** Start of Record extracts **
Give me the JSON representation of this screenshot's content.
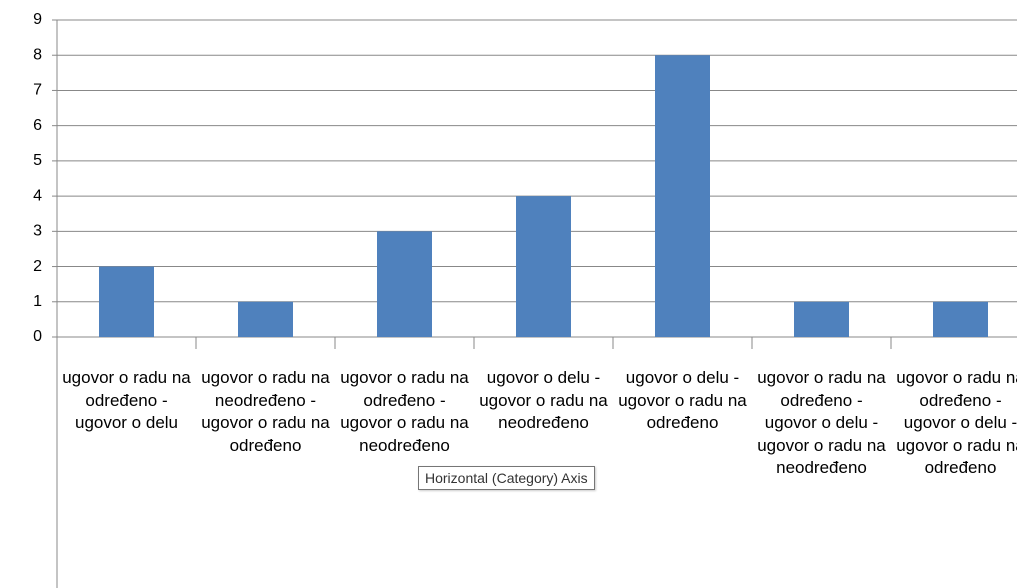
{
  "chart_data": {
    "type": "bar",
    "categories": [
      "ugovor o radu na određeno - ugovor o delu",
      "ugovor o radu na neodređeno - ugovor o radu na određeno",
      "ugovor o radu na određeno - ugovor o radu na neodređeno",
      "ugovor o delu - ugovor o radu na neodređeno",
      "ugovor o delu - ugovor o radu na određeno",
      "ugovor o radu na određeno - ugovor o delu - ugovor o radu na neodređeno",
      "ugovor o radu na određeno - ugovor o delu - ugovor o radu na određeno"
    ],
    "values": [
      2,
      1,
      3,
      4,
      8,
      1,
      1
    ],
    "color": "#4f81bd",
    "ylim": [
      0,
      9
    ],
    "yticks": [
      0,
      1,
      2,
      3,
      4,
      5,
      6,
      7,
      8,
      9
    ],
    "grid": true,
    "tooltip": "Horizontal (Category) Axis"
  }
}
** End of Record extracts **
### Brief
Return the listing above word for word, with the pictures removed.

### Exercise solution
Give me the JSON representation of this screenshot's content.
{
  "chart_data": {
    "type": "bar",
    "categories": [
      "ugovor o radu na određeno - ugovor o delu",
      "ugovor o radu na neodređeno - ugovor o radu na određeno",
      "ugovor o radu na određeno - ugovor o radu na neodređeno",
      "ugovor o delu - ugovor o radu na neodređeno",
      "ugovor o delu - ugovor o radu na određeno",
      "ugovor o radu na određeno - ugovor o delu - ugovor o radu na neodređeno",
      "ugovor o radu na određeno - ugovor o delu - ugovor o radu na određeno"
    ],
    "values": [
      2,
      1,
      3,
      4,
      8,
      1,
      1
    ],
    "color": "#4f81bd",
    "ylim": [
      0,
      9
    ],
    "yticks": [
      0,
      1,
      2,
      3,
      4,
      5,
      6,
      7,
      8,
      9
    ],
    "grid": true,
    "tooltip": "Horizontal (Category) Axis"
  }
}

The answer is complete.